Repeat the data below exactly, dropping any pictures it holds.

→ Records excerpted from a collection:

● ● ● ●

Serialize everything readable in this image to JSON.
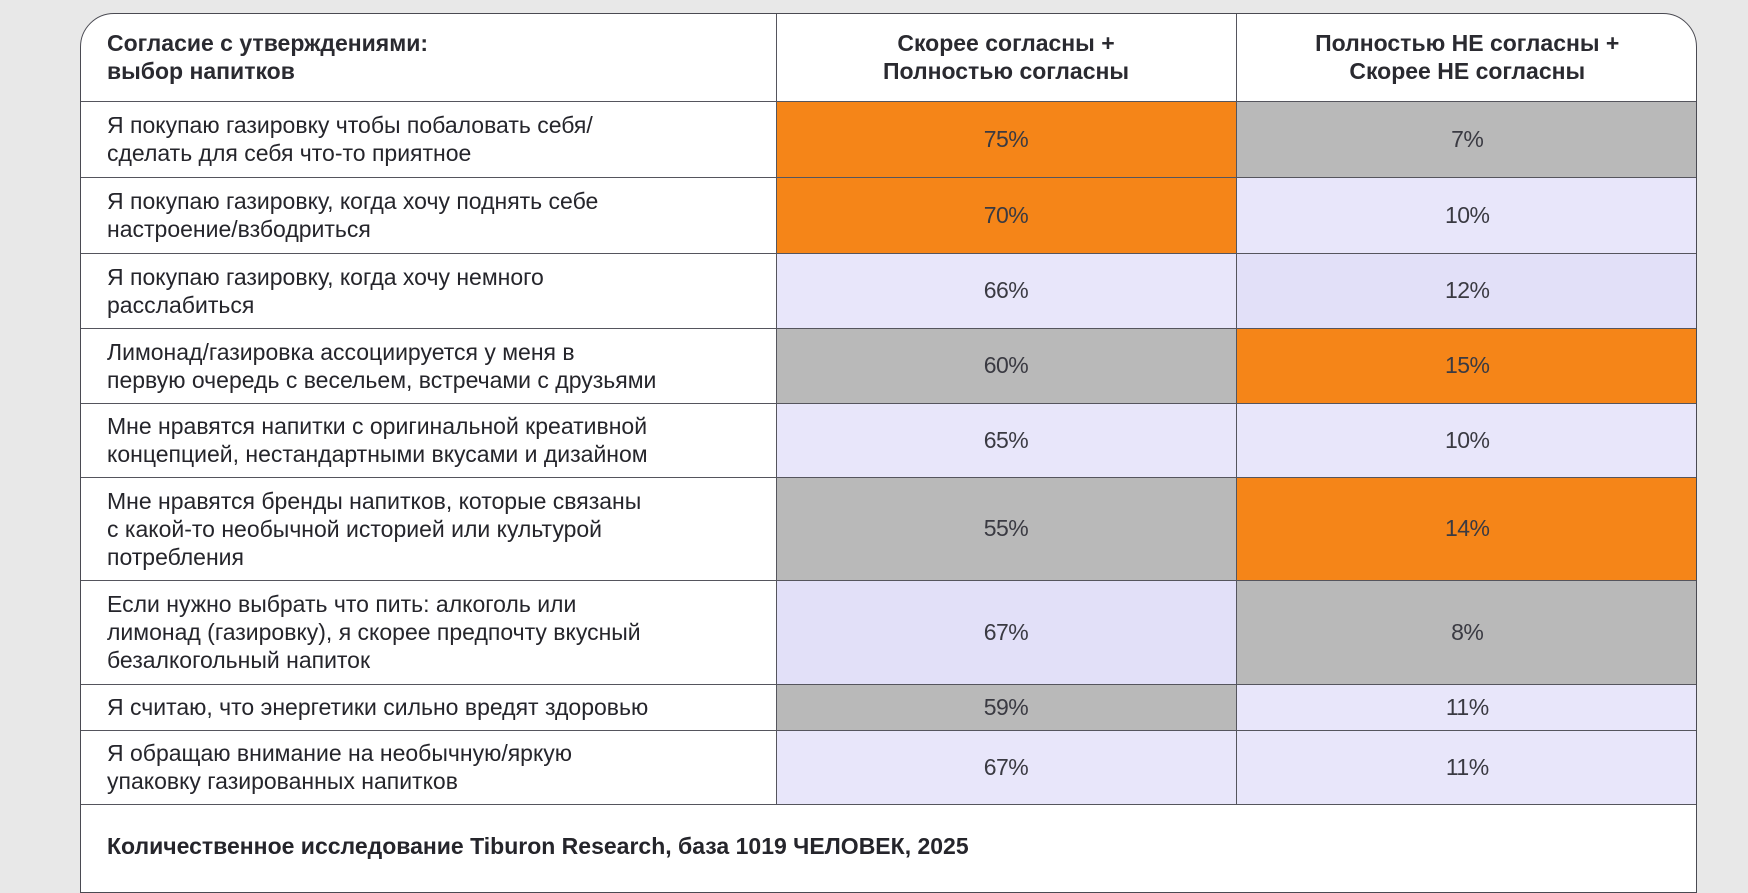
{
  "table": {
    "header": {
      "statement_col": [
        "Согласие с утверждениями:",
        "выбор напитков"
      ],
      "agree_col": [
        "Скорее согласны +",
        "Полностью согласны"
      ],
      "disagree_col": [
        "Полностью НЕ согласны +",
        "Скорее НЕ согласны"
      ]
    },
    "rows": [
      {
        "statement": [
          "Я покупаю газировку чтобы побаловать себя/",
          "сделать для себя что-то приятное"
        ],
        "agree": "75%",
        "agree_color": "orange",
        "disagree": "7%",
        "disagree_color": "gray"
      },
      {
        "statement": [
          "Я покупаю газировку, когда хочу поднять себе",
          "настроение/взбодриться"
        ],
        "agree": "70%",
        "agree_color": "orange",
        "disagree": "10%",
        "disagree_color": "lavender"
      },
      {
        "statement": [
          "Я покупаю газировку, когда хочу немного",
          "расслабиться"
        ],
        "agree": "66%",
        "agree_color": "lavender",
        "disagree": "12%",
        "disagree_color": "lavender-dark"
      },
      {
        "statement": [
          "Лимонад/газировка ассоциируется у меня в",
          "первую очередь с весельем, встречами с друзьями"
        ],
        "agree": "60%",
        "agree_color": "gray",
        "disagree": "15%",
        "disagree_color": "orange"
      },
      {
        "statement": [
          "Мне нравятся напитки с оригинальной креативной",
          "концепцией, нестандартными вкусами и дизайном"
        ],
        "agree": "65%",
        "agree_color": "lavender",
        "disagree": "10%",
        "disagree_color": "lavender"
      },
      {
        "statement": [
          "Мне нравятся бренды напитков, которые связаны",
          "с какой-то необычной историей или культурой",
          "потребления"
        ],
        "agree": "55%",
        "agree_color": "gray",
        "disagree": "14%",
        "disagree_color": "orange"
      },
      {
        "statement": [
          "Если нужно выбрать что пить: алкоголь или",
          "лимонад (газировку), я скорее предпочту вкусный",
          "безалкогольный напиток"
        ],
        "agree": "67%",
        "agree_color": "lavender-dark",
        "disagree": "8%",
        "disagree_color": "gray"
      },
      {
        "statement": [
          "Я считаю, что энергетики сильно вредят здоровью"
        ],
        "agree": "59%",
        "agree_color": "gray",
        "disagree": "11%",
        "disagree_color": "lavender"
      },
      {
        "statement": [
          "Я обращаю внимание на необычную/яркую",
          "упаковку газированных напитков"
        ],
        "agree": "67%",
        "agree_color": "lavender",
        "disagree": "11%",
        "disagree_color": "lavender"
      }
    ],
    "footer": "Количественное исследование Tiburon Research, база 1019 ЧЕЛОВЕК, 2025"
  },
  "colors": {
    "orange": "#f58518",
    "gray": "#b9b9b9",
    "lavender": "#e8e6fa",
    "lavender-dark": "#e2e0f8",
    "background": "#e8e8e8",
    "border": "#55555d"
  }
}
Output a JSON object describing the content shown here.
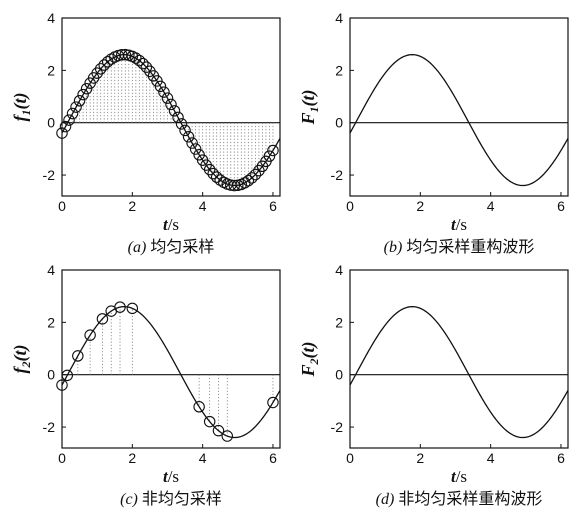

● ● ● ●

→ TASK RESPONSE:
Serialize everything readable in this image to JSON.
{
  "table": {
    "header": {
      "statement_col": [
        "Согласие с утверждениями:",
        "выбор напитков"
      ],
      "agree_col": [
        "Скорее согласны +",
        "Полностью согласны"
      ],
      "disagree_col": [
        "Полностью НЕ согласны +",
        "Скорее НЕ согласны"
      ]
    },
    "rows": [
      {
        "statement": [
          "Я покупаю газировку чтобы побаловать себя/",
          "сделать для себя что-то приятное"
        ],
        "agree": "75%",
        "agree_color": "orange",
        "disagree": "7%",
        "disagree_color": "gray"
      },
      {
        "statement": [
          "Я покупаю газировку, когда хочу поднять себе",
          "настроение/взбодриться"
        ],
        "agree": "70%",
        "agree_color": "orange",
        "disagree": "10%",
        "disagree_color": "lavender"
      },
      {
        "statement": [
          "Я покупаю газировку, когда хочу немного",
          "расслабиться"
        ],
        "agree": "66%",
        "agree_color": "lavender",
        "disagree": "12%",
        "disagree_color": "lavender-dark"
      },
      {
        "statement": [
          "Лимонад/газировка ассоциируется у меня в",
          "первую очередь с весельем, встречами с друзьями"
        ],
        "agree": "60%",
        "agree_color": "gray",
        "disagree": "15%",
        "disagree_color": "orange"
      },
      {
        "statement": [
          "Мне нравятся напитки с оригинальной креативной",
          "концепцией, нестандартными вкусами и дизайном"
        ],
        "agree": "65%",
        "agree_color": "lavender",
        "disagree": "10%",
        "disagree_color": "lavender"
      },
      {
        "statement": [
          "Мне нравятся бренды напитков, которые связаны",
          "с какой-то необычной историей или культурой",
          "потребления"
        ],
        "agree": "55%",
        "agree_color": "gray",
        "disagree": "14%",
        "disagree_color": "orange"
      },
      {
        "statement": [
          "Если нужно выбрать что пить: алкоголь или",
          "лимонад (газировку), я скорее предпочту вкусный",
          "безалкогольный напиток"
        ],
        "agree": "67%",
        "agree_color": "lavender-dark",
        "disagree": "8%",
        "disagree_color": "gray"
      },
      {
        "statement": [
          "Я считаю, что энергетики сильно вредят здоровью"
        ],
        "agree": "59%",
        "agree_color": "gray",
        "disagree": "11%",
        "disagree_color": "lavender"
      },
      {
        "statement": [
          "Я обращаю внимание на необычную/яркую",
          "упаковку газированных напитков"
        ],
        "agree": "67%",
        "agree_color": "lavender",
        "disagree": "11%",
        "disagree_color": "lavender"
      }
    ],
    "footer": "Количественное исследование Tiburon Research, база 1019 ЧЕЛОВЕК, 2025"
  },
  "colors": {
    "orange": "#f58518",
    "gray": "#b9b9b9",
    "lavender": "#e8e6fa",
    "lavender-dark": "#e2e0f8",
    "background": "#e8e8e8",
    "border": "#55555d"
  }
}
Output a JSON object describing the content shown here.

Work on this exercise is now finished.